INFORMATION GIVEN =>
----
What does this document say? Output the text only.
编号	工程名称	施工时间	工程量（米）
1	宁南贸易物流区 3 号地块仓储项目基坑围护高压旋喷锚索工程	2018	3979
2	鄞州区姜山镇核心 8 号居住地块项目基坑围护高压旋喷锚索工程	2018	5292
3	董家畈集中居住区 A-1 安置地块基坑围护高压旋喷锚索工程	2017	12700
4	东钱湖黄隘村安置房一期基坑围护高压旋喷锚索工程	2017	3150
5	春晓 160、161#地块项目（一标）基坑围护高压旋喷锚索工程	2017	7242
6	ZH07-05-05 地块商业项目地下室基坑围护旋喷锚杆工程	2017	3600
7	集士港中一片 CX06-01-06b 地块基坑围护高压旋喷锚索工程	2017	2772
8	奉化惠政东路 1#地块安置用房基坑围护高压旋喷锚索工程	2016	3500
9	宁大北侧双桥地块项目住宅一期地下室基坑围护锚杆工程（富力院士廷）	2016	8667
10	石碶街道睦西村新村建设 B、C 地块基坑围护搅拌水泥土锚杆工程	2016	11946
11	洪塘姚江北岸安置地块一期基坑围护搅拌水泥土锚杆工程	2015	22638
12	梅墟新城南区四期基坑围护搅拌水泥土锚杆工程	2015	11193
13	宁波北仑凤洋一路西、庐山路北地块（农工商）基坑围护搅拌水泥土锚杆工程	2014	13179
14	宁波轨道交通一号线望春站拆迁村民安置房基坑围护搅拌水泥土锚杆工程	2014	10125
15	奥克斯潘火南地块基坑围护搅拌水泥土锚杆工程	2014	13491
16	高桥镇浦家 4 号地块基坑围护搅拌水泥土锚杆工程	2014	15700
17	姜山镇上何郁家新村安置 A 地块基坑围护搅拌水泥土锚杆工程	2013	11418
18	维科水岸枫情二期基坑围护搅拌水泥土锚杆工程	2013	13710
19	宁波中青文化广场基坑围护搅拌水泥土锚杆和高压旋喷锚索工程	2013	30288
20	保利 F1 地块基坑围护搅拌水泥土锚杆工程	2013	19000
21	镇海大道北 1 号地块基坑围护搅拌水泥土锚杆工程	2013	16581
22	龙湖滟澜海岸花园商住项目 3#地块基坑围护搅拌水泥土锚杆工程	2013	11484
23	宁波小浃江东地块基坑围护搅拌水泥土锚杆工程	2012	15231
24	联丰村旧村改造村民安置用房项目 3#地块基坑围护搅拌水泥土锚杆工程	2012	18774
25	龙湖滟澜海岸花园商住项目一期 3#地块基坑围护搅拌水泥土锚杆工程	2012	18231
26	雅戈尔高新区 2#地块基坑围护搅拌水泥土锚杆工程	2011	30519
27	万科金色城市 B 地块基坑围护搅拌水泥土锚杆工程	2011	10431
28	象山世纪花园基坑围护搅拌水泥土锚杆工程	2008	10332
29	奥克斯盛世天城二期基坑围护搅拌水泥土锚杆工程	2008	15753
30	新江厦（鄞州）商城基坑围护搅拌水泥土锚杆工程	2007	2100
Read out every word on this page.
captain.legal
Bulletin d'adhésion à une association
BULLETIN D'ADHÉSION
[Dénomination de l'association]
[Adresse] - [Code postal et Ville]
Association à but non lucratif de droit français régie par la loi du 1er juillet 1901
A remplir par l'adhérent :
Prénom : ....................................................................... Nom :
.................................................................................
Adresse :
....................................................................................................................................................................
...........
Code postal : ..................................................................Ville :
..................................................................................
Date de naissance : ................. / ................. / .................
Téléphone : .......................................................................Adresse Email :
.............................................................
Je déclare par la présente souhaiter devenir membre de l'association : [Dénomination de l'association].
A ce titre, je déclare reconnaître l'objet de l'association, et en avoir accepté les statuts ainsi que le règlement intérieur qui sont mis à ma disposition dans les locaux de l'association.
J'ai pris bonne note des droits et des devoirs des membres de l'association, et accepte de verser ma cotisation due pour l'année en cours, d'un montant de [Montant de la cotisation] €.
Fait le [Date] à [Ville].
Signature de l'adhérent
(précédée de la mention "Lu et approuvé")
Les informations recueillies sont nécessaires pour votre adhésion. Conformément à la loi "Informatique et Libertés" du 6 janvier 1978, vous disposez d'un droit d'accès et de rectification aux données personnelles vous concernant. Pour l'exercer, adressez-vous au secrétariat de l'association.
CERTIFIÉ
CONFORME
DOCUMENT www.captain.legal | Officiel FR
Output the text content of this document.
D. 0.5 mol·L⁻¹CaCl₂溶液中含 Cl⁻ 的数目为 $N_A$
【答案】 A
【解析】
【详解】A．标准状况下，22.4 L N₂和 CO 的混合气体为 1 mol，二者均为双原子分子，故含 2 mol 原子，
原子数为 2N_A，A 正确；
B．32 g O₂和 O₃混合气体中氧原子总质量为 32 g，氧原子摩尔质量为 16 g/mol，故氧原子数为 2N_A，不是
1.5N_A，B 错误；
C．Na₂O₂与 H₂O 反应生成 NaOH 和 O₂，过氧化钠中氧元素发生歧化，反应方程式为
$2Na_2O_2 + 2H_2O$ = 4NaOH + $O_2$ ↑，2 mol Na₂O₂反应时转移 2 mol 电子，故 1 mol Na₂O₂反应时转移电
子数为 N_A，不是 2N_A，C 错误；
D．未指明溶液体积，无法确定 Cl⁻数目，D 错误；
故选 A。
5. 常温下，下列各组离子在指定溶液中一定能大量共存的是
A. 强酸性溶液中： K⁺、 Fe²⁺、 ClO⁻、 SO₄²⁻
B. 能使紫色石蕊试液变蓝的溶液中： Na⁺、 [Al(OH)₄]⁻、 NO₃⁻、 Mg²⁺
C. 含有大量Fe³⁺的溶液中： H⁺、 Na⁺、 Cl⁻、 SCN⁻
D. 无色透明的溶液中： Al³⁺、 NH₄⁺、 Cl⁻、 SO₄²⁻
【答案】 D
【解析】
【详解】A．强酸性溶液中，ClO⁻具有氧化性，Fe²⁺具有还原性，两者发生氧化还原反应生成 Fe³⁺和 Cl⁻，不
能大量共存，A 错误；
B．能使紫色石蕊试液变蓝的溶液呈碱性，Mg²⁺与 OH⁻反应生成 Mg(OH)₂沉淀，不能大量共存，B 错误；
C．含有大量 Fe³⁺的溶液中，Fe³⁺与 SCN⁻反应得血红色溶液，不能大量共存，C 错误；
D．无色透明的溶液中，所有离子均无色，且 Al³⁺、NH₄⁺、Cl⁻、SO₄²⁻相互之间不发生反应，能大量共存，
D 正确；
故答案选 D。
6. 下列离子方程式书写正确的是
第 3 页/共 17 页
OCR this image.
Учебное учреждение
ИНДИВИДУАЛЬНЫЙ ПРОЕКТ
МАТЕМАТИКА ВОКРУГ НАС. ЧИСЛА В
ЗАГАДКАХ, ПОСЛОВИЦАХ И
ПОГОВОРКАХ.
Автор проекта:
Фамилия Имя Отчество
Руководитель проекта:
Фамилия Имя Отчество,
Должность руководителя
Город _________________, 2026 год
----
SET TASK =>
Return each entry from the material above exactly as it appears.

ANSWER TO THIS TASK =>
What does this document say? Output the text only.
编号	工程名称	施工时间	工程量（米）
1	宁南贸易物流区 3 号地块仓储项目基坑围护高压旋喷锚索工程	2018	3979
2	鄞州区姜山镇核心 8 号居住地块项目基坑围护高压旋喷锚索工程	2018	5292
3	董家畈集中居住区 A-1 安置地块基坑围护高压旋喷锚索工程	2017	12700
4	东钱湖黄隘村安置房一期基坑围护高压旋喷锚索工程	2017	3150
5	春晓 160、161#地块项目（一标）基坑围护高压旋喷锚索工程	2017	7242
6	ZH07-05-05 地块商业项目地下室基坑围护旋喷锚杆工程	2017	3600
7	集士港中一片 CX06-01-06b 地块基坑围护高压旋喷锚索工程	2017	2772
8	奉化惠政东路 1#地块安置用房基坑围护高压旋喷锚索工程	2016	3500
9	宁大北侧双桥地块项目住宅一期地下室基坑围护锚杆工程（富力院士廷）	2016	8667
10	石碶街道睦西村新村建设 B、C 地块基坑围护搅拌水泥土锚杆工程	2016	11946
11	洪塘姚江北岸安置地块一期基坑围护搅拌水泥土锚杆工程	2015	22638
12	梅墟新城南区四期基坑围护搅拌水泥土锚杆工程	2015	11193
13	宁波北仑凤洋一路西、庐山路北地块（农工商）基坑围护搅拌水泥土锚杆工程	2014	13179
14	宁波轨道交通一号线望春站拆迁村民安置房基坑围护搅拌水泥土锚杆工程	2014	10125
15	奥克斯潘火南地块基坑围护搅拌水泥土锚杆工程	2014	13491
16	高桥镇浦家 4 号地块基坑围护搅拌水泥土锚杆工程	2014	15700
17	姜山镇上何郁家新村安置 A 地块基坑围护搅拌水泥土锚杆工程	2013	11418
18	维科水岸枫情二期基坑围护搅拌水泥土锚杆工程	2013	13710
19	宁波中青文化广场基坑围护搅拌水泥土锚杆和高压旋喷锚索工程	2013	30288
20	保利 F1 地块基坑围护搅拌水泥土锚杆工程	2013	19000
21	镇海大道北 1 号地块基坑围护搅拌水泥土锚杆工程	2013	16581
22	龙湖滟澜海岸花园商住项目 3#地块基坑围护搅拌水泥土锚杆工程	2013	11484
23	宁波小浃江东地块基坑围护搅拌水泥土锚杆工程	2012	15231
24	联丰村旧村改造村民安置用房项目 3#地块基坑围护搅拌水泥土锚杆工程	2012	18774
25	龙湖滟澜海岸花园商住项目一期 3#地块基坑围护搅拌水泥土锚杆工程	2012	18231
26	雅戈尔高新区 2#地块基坑围护搅拌水泥土锚杆工程	2011	30519
27	万科金色城市 B 地块基坑围护搅拌水泥土锚杆工程	2011	10431
28	象山世纪花园基坑围护搅拌水泥土锚杆工程	2008	10332
29	奥克斯盛世天城二期基坑围护搅拌水泥土锚杆工程	2008	15753
30	新江厦（鄞州）商城基坑围护搅拌水泥土锚杆工程	2007	2100
Read out every word on this page.
captain.legal
Bulletin d'adhésion à une association
BULLETIN D'ADHÉSION
[Dénomination de l'association]
[Adresse] - [Code postal et Ville]
Association à but non lucratif de droit français régie par la loi du 1er juillet 1901
A remplir par l'adhérent :
Prénom : ....................................................................... Nom :
.................................................................................
Adresse :
....................................................................................................................................................................
...........
Code postal : ..................................................................Ville :
..................................................................................
Date de naissance : ................. / ................. / .................
Téléphone : .......................................................................Adresse Email :
.............................................................
Je déclare par la présente souhaiter devenir membre de l'association : [Dénomination de l'association].
A ce titre, je déclare reconnaître l'objet de l'association, et en avoir accepté les statuts ainsi que le règlement intérieur qui sont mis à ma disposition dans les locaux de l'association.
J'ai pris bonne note des droits et des devoirs des membres de l'association, et accepte de verser ma cotisation due pour l'année en cours, d'un montant de [Montant de la cotisation] €.
Fait le [Date] à [Ville].
Signature de l'adhérent
(précédée de la mention "Lu et approuvé")
Les informations recueillies sont nécessaires pour votre adhésion. Conformément à la loi "Informatique et Libertés" du 6 janvier 1978, vous disposez d'un droit d'accès et de rectification aux données personnelles vous concernant. Pour l'exercer, adressez-vous au secrétariat de l'association.
CERTIFIÉ
CONFORME
DOCUMENT www.captain.legal | Officiel FR
Output the text content of this document.
D. 0.5 mol·L⁻¹CaCl₂溶液中含 Cl⁻ 的数目为 $N_A$
【答案】 A
【解析】
【详解】A．标准状况下，22.4 L N₂和 CO 的混合气体为 1 mol，二者均为双原子分子，故含 2 mol 原子，
原子数为 2N_A，A 正确；
B．32 g O₂和 O₃混合气体中氧原子总质量为 32 g，氧原子摩尔质量为 16 g/mol，故氧原子数为 2N_A，不是
1.5N_A，B 错误；
C．Na₂O₂与 H₂O 反应生成 NaOH 和 O₂，过氧化钠中氧元素发生歧化，反应方程式为
$2Na_2O_2 + 2H_2O$ = 4NaOH + $O_2$ ↑，2 mol Na₂O₂反应时转移 2 mol 电子，故 1 mol Na₂O₂反应时转移电
子数为 N_A，不是 2N_A，C 错误；
D．未指明溶液体积，无法确定 Cl⁻数目，D 错误；
故选 A。
5. 常温下，下列各组离子在指定溶液中一定能大量共存的是
A. 强酸性溶液中： K⁺、 Fe²⁺、 ClO⁻、 SO₄²⁻
B. 能使紫色石蕊试液变蓝的溶液中： Na⁺、 [Al(OH)₄]⁻、 NO₃⁻、 Mg²⁺
C. 含有大量Fe³⁺的溶液中： H⁺、 Na⁺、 Cl⁻、 SCN⁻
D. 无色透明的溶液中： Al³⁺、 NH₄⁺、 Cl⁻、 SO₄²⁻
【答案】 D
【解析】
【详解】A．强酸性溶液中，ClO⁻具有氧化性，Fe²⁺具有还原性，两者发生氧化还原反应生成 Fe³⁺和 Cl⁻，不
能大量共存，A 错误；
B．能使紫色石蕊试液变蓝的溶液呈碱性，Mg²⁺与 OH⁻反应生成 Mg(OH)₂沉淀，不能大量共存，B 错误；
C．含有大量 Fe³⁺的溶液中，Fe³⁺与 SCN⁻反应得血红色溶液，不能大量共存，C 错误；
D．无色透明的溶液中，所有离子均无色，且 Al³⁺、NH₄⁺、Cl⁻、SO₄²⁻相互之间不发生反应，能大量共存，
D 正确；
故答案选 D。
6. 下列离子方程式书写正确的是
第 3 页/共 17 页
OCR this image.
Учебное учреждение
ИНДИВИДУАЛЬНЫЙ ПРОЕКТ
МАТЕМАТИКА ВОКРУГ НАС. ЧИСЛА В
ЗАГАДКАХ, ПОСЛОВИЦАХ И
ПОГОВОРКАХ.
Автор проекта:
Фамилия Имя Отчество
Руководитель проекта:
Фамилия Имя Отчество,
Должность руководителя
Город _________________, 2026 год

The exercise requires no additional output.